-- BEGIN Data supplied --

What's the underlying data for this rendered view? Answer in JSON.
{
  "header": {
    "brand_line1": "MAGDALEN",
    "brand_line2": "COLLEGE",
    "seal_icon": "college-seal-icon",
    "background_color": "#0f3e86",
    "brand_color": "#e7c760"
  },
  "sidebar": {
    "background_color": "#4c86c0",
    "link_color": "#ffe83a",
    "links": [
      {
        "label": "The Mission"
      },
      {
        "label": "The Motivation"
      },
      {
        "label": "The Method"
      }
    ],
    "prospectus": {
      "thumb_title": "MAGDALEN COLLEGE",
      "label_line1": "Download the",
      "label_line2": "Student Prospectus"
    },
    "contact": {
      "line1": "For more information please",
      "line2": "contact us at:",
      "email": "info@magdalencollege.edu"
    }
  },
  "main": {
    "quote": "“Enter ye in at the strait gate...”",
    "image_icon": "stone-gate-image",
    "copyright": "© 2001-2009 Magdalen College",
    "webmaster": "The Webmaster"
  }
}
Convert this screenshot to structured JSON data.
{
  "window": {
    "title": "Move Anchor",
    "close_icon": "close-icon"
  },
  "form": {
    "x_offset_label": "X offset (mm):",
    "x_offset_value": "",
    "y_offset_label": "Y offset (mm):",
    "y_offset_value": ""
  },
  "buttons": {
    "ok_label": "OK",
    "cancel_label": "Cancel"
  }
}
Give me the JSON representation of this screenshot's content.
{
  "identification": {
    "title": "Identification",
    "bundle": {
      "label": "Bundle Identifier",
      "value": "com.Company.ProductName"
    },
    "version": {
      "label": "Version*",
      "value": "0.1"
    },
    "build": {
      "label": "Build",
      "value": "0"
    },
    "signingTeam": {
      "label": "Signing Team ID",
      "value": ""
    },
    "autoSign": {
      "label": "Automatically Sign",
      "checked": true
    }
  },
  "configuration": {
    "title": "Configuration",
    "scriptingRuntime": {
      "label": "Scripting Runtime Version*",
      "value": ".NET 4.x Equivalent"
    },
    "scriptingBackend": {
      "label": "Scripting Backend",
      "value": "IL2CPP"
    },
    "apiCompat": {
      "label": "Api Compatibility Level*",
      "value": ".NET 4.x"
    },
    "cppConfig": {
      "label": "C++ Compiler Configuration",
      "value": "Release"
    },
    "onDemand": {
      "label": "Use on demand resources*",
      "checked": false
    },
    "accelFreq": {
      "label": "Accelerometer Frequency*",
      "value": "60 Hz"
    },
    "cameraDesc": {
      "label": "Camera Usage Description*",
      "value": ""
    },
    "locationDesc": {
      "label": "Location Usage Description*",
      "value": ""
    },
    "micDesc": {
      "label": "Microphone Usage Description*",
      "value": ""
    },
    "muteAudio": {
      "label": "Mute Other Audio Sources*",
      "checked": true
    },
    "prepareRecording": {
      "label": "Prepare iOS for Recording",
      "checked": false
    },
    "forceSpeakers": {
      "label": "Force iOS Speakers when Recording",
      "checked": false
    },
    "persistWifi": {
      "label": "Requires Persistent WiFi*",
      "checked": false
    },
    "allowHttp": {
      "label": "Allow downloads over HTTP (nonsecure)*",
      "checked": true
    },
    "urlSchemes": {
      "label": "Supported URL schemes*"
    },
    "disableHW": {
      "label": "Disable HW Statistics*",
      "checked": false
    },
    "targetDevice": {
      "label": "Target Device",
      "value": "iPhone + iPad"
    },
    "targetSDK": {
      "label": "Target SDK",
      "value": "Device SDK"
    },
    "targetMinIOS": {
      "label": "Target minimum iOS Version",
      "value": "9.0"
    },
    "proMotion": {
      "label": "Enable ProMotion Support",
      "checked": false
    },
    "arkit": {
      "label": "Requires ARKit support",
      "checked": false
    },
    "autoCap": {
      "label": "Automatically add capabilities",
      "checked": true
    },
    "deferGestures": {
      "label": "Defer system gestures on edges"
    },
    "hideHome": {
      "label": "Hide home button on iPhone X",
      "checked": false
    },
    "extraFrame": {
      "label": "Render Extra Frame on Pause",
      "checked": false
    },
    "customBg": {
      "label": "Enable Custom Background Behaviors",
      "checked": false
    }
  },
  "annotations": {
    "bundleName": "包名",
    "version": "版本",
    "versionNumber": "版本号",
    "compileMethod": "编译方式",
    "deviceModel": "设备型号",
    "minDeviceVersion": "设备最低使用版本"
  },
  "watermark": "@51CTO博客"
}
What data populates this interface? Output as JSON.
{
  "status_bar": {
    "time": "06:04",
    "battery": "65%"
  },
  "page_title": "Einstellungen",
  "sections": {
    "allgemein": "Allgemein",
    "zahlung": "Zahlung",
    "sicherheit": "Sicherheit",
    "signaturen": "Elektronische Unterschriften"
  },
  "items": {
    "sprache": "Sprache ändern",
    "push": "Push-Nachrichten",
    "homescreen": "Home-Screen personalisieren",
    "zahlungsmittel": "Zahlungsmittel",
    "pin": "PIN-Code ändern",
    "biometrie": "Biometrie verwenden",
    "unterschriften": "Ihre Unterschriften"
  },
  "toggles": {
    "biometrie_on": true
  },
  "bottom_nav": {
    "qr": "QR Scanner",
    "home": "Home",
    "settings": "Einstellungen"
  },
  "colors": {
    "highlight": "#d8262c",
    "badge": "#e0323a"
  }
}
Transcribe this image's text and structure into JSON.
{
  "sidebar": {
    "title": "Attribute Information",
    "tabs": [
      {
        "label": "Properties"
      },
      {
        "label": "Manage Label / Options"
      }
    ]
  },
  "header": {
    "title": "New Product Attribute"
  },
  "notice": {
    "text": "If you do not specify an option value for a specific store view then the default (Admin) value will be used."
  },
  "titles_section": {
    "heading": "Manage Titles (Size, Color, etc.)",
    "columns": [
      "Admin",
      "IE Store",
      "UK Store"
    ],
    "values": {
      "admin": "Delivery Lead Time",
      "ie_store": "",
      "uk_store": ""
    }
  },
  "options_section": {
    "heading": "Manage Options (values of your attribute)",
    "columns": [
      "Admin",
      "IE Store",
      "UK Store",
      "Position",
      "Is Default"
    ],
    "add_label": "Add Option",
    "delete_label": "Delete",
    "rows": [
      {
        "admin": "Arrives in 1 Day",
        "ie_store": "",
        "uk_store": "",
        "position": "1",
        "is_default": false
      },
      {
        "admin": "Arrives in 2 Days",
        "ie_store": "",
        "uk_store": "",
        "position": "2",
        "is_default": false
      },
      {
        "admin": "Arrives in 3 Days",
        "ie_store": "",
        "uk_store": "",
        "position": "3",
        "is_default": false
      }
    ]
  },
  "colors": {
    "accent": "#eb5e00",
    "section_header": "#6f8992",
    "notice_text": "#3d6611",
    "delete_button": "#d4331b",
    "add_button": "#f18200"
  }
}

-- END Data supplied --

Stated problem: Select the lines that carry the string "What" and copy them.

Answer for the task:
What's the underlying data for this rendered view? Answer in JSON.
What data populates this interface? Output as JSON.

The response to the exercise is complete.